Some records:
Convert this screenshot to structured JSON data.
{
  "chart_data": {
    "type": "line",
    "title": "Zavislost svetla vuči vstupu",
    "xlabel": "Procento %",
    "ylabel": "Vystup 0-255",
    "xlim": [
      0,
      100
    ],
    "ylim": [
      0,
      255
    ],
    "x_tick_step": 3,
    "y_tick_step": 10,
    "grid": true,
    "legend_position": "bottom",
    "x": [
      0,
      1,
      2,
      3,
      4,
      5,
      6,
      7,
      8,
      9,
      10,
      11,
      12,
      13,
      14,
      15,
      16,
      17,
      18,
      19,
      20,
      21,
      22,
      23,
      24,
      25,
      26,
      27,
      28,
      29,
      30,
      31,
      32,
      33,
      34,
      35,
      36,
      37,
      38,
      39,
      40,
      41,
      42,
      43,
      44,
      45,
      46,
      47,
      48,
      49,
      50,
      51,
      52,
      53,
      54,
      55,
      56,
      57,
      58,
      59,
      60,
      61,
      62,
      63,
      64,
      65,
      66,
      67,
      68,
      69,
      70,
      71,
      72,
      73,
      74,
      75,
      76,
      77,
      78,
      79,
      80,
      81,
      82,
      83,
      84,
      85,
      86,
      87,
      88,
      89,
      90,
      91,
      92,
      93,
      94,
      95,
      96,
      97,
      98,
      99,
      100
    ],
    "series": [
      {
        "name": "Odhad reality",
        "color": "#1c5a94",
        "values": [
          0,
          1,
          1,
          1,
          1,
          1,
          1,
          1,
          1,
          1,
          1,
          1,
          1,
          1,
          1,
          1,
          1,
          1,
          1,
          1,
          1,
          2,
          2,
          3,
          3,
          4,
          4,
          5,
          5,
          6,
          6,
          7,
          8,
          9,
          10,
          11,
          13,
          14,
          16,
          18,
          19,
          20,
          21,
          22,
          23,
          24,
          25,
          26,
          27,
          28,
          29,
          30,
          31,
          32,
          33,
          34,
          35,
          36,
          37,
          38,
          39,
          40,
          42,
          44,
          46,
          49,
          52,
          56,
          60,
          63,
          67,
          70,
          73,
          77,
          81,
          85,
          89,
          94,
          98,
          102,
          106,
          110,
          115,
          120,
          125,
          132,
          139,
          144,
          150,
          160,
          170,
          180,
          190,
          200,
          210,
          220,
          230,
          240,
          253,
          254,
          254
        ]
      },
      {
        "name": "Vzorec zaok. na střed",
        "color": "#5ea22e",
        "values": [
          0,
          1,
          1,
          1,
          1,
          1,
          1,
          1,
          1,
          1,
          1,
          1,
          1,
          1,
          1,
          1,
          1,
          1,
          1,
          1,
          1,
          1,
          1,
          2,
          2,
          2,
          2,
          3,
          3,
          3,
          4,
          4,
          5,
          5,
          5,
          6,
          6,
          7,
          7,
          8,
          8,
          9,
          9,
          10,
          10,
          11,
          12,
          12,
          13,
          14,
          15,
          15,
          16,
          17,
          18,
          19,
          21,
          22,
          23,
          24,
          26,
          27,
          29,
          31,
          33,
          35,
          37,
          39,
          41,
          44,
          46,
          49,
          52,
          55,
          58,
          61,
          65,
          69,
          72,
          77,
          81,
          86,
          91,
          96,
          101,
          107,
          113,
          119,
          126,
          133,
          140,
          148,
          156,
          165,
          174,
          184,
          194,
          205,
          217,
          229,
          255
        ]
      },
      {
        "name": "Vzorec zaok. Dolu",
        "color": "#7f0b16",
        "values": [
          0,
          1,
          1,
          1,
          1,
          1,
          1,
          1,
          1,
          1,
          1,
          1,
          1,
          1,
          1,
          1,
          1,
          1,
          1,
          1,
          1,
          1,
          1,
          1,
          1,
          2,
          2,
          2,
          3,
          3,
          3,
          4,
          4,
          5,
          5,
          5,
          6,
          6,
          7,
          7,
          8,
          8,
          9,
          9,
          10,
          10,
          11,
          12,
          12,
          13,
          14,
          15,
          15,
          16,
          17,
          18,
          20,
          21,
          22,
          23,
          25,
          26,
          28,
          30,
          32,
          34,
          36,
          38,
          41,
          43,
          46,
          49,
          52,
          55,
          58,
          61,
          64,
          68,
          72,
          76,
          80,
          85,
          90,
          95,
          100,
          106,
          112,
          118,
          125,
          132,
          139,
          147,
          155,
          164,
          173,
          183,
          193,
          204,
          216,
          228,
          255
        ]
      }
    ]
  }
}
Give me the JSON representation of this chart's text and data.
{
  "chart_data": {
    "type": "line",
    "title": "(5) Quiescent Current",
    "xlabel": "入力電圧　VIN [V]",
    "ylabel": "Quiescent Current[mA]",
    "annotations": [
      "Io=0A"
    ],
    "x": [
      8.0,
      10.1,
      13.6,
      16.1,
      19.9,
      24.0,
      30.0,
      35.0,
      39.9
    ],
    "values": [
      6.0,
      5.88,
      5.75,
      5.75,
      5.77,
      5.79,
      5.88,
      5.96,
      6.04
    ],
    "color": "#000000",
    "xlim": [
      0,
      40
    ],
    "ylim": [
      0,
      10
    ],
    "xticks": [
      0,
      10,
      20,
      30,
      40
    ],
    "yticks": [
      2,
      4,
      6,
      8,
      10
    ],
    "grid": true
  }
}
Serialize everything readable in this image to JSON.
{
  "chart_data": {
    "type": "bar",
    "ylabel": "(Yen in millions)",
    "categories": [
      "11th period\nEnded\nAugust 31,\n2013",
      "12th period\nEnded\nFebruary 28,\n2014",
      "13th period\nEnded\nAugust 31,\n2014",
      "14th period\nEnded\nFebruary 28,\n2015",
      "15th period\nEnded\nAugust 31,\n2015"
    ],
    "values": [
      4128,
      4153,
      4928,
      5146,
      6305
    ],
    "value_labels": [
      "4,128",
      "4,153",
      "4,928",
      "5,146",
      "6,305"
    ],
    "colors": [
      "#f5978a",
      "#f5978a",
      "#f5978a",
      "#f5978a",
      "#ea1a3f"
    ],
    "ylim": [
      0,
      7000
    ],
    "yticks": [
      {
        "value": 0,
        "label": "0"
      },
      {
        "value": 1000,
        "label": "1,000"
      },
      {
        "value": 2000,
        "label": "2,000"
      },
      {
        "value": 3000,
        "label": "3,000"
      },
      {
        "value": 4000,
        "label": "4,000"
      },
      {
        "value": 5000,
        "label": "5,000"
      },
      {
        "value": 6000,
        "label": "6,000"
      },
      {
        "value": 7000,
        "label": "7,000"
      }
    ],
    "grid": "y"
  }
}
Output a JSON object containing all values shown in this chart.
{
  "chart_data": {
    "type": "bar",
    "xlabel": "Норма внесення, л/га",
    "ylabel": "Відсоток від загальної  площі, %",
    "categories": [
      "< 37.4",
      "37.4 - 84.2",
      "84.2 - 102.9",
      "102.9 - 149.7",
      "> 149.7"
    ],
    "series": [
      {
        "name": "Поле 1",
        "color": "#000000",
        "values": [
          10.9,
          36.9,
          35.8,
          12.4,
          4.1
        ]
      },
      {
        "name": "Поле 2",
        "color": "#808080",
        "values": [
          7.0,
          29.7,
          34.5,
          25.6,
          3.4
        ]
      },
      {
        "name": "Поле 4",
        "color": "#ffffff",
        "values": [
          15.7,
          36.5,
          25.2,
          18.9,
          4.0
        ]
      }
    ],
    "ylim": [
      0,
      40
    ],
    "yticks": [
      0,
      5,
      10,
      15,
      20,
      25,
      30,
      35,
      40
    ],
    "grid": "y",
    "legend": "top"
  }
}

Set task:
Your task is to repeat the data exactly; please include every line.

Answer to the problem:
Convert this screenshot to structured JSON data.
{
  "chart_data": {
    "type": "line",
    "title": "Zavislost svetla vuči vstupu",
    "xlabel": "Procento %",
    "ylabel": "Vystup 0-255",
    "xlim": [
      0,
      100
    ],
    "ylim": [
      0,
      255
    ],
    "x_tick_step": 3,
    "y_tick_step": 10,
    "grid": true,
    "legend_position": "bottom",
    "x": [
      0,
      1,
      2,
      3,
      4,
      5,
      6,
      7,
      8,
      9,
      10,
      11,
      12,
      13,
      14,
      15,
      16,
      17,
      18,
      19,
      20,
      21,
      22,
      23,
      24,
      25,
      26,
      27,
      28,
      29,
      30,
      31,
      32,
      33,
      34,
      35,
      36,
      37,
      38,
      39,
      40,
      41,
      42,
      43,
      44,
      45,
      46,
      47,
      48,
      49,
      50,
      51,
      52,
      53,
      54,
      55,
      56,
      57,
      58,
      59,
      60,
      61,
      62,
      63,
      64,
      65,
      66,
      67,
      68,
      69,
      70,
      71,
      72,
      73,
      74,
      75,
      76,
      77,
      78,
      79,
      80,
      81,
      82,
      83,
      84,
      85,
      86,
      87,
      88,
      89,
      90,
      91,
      92,
      93,
      94,
      95,
      96,
      97,
      98,
      99,
      100
    ],
    "series": [
      {
        "name": "Odhad reality",
        "color": "#1c5a94",
        "values": [
          0,
          1,
          1,
          1,
          1,
          1,
          1,
          1,
          1,
          1,
          1,
          1,
          1,
          1,
          1,
          1,
          1,
          1,
          1,
          1,
          1,
          2,
          2,
          3,
          3,
          4,
          4,
          5,
          5,
          6,
          6,
          7,
          8,
          9,
          10,
          11,
          13,
          14,
          16,
          18,
          19,
          20,
          21,
          22,
          23,
          24,
          25,
          26,
          27,
          28,
          29,
          30,
          31,
          32,
          33,
          34,
          35,
          36,
          37,
          38,
          39,
          40,
          42,
          44,
          46,
          49,
          52,
          56,
          60,
          63,
          67,
          70,
          73,
          77,
          81,
          85,
          89,
          94,
          98,
          102,
          106,
          110,
          115,
          120,
          125,
          132,
          139,
          144,
          150,
          160,
          170,
          180,
          190,
          200,
          210,
          220,
          230,
          240,
          253,
          254,
          254
        ]
      },
      {
        "name": "Vzorec zaok. na střed",
        "color": "#5ea22e",
        "values": [
          0,
          1,
          1,
          1,
          1,
          1,
          1,
          1,
          1,
          1,
          1,
          1,
          1,
          1,
          1,
          1,
          1,
          1,
          1,
          1,
          1,
          1,
          1,
          2,
          2,
          2,
          2,
          3,
          3,
          3,
          4,
          4,
          5,
          5,
          5,
          6,
          6,
          7,
          7,
          8,
          8,
          9,
          9,
          10,
          10,
          11,
          12,
          12,
          13,
          14,
          15,
          15,
          16,
          17,
          18,
          19,
          21,
          22,
          23,
          24,
          26,
          27,
          29,
          31,
          33,
          35,
          37,
          39,
          41,
          44,
          46,
          49,
          52,
          55,
          58,
          61,
          65,
          69,
          72,
          77,
          81,
          86,
          91,
          96,
          101,
          107,
          113,
          119,
          126,
          133,
          140,
          148,
          156,
          165,
          174,
          184,
          194,
          205,
          217,
          229,
          255
        ]
      },
      {
        "name": "Vzorec zaok. Dolu",
        "color": "#7f0b16",
        "values": [
          0,
          1,
          1,
          1,
          1,
          1,
          1,
          1,
          1,
          1,
          1,
          1,
          1,
          1,
          1,
          1,
          1,
          1,
          1,
          1,
          1,
          1,
          1,
          1,
          1,
          2,
          2,
          2,
          3,
          3,
          3,
          4,
          4,
          5,
          5,
          5,
          6,
          6,
          7,
          7,
          8,
          8,
          9,
          9,
          10,
          10,
          11,
          12,
          12,
          13,
          14,
          15,
          15,
          16,
          17,
          18,
          20,
          21,
          22,
          23,
          25,
          26,
          28,
          30,
          32,
          34,
          36,
          38,
          41,
          43,
          46,
          49,
          52,
          55,
          58,
          61,
          64,
          68,
          72,
          76,
          80,
          85,
          90,
          95,
          100,
          106,
          112,
          118,
          125,
          132,
          139,
          147,
          155,
          164,
          173,
          183,
          193,
          204,
          216,
          228,
          255
        ]
      }
    ]
  }
}
Give me the JSON representation of this chart's text and data.
{
  "chart_data": {
    "type": "line",
    "title": "(5) Quiescent Current",
    "xlabel": "入力電圧　VIN [V]",
    "ylabel": "Quiescent Current[mA]",
    "annotations": [
      "Io=0A"
    ],
    "x": [
      8.0,
      10.1,
      13.6,
      16.1,
      19.9,
      24.0,
      30.0,
      35.0,
      39.9
    ],
    "values": [
      6.0,
      5.88,
      5.75,
      5.75,
      5.77,
      5.79,
      5.88,
      5.96,
      6.04
    ],
    "color": "#000000",
    "xlim": [
      0,
      40
    ],
    "ylim": [
      0,
      10
    ],
    "xticks": [
      0,
      10,
      20,
      30,
      40
    ],
    "yticks": [
      2,
      4,
      6,
      8,
      10
    ],
    "grid": true
  }
}
Serialize everything readable in this image to JSON.
{
  "chart_data": {
    "type": "bar",
    "ylabel": "(Yen in millions)",
    "categories": [
      "11th period\nEnded\nAugust 31,\n2013",
      "12th period\nEnded\nFebruary 28,\n2014",
      "13th period\nEnded\nAugust 31,\n2014",
      "14th period\nEnded\nFebruary 28,\n2015",
      "15th period\nEnded\nAugust 31,\n2015"
    ],
    "values": [
      4128,
      4153,
      4928,
      5146,
      6305
    ],
    "value_labels": [
      "4,128",
      "4,153",
      "4,928",
      "5,146",
      "6,305"
    ],
    "colors": [
      "#f5978a",
      "#f5978a",
      "#f5978a",
      "#f5978a",
      "#ea1a3f"
    ],
    "ylim": [
      0,
      7000
    ],
    "yticks": [
      {
        "value": 0,
        "label": "0"
      },
      {
        "value": 1000,
        "label": "1,000"
      },
      {
        "value": 2000,
        "label": "2,000"
      },
      {
        "value": 3000,
        "label": "3,000"
      },
      {
        "value": 4000,
        "label": "4,000"
      },
      {
        "value": 5000,
        "label": "5,000"
      },
      {
        "value": 6000,
        "label": "6,000"
      },
      {
        "value": 7000,
        "label": "7,000"
      }
    ],
    "grid": "y"
  }
}
Output a JSON object containing all values shown in this chart.
{
  "chart_data": {
    "type": "bar",
    "xlabel": "Норма внесення, л/га",
    "ylabel": "Відсоток від загальної  площі, %",
    "categories": [
      "< 37.4",
      "37.4 - 84.2",
      "84.2 - 102.9",
      "102.9 - 149.7",
      "> 149.7"
    ],
    "series": [
      {
        "name": "Поле 1",
        "color": "#000000",
        "values": [
          10.9,
          36.9,
          35.8,
          12.4,
          4.1
        ]
      },
      {
        "name": "Поле 2",
        "color": "#808080",
        "values": [
          7.0,
          29.7,
          34.5,
          25.6,
          3.4
        ]
      },
      {
        "name": "Поле 4",
        "color": "#ffffff",
        "values": [
          15.7,
          36.5,
          25.2,
          18.9,
          4.0
        ]
      }
    ],
    "ylim": [
      0,
      40
    ],
    "yticks": [
      0,
      5,
      10,
      15,
      20,
      25,
      30,
      35,
      40
    ],
    "grid": "y",
    "legend": "top"
  }
}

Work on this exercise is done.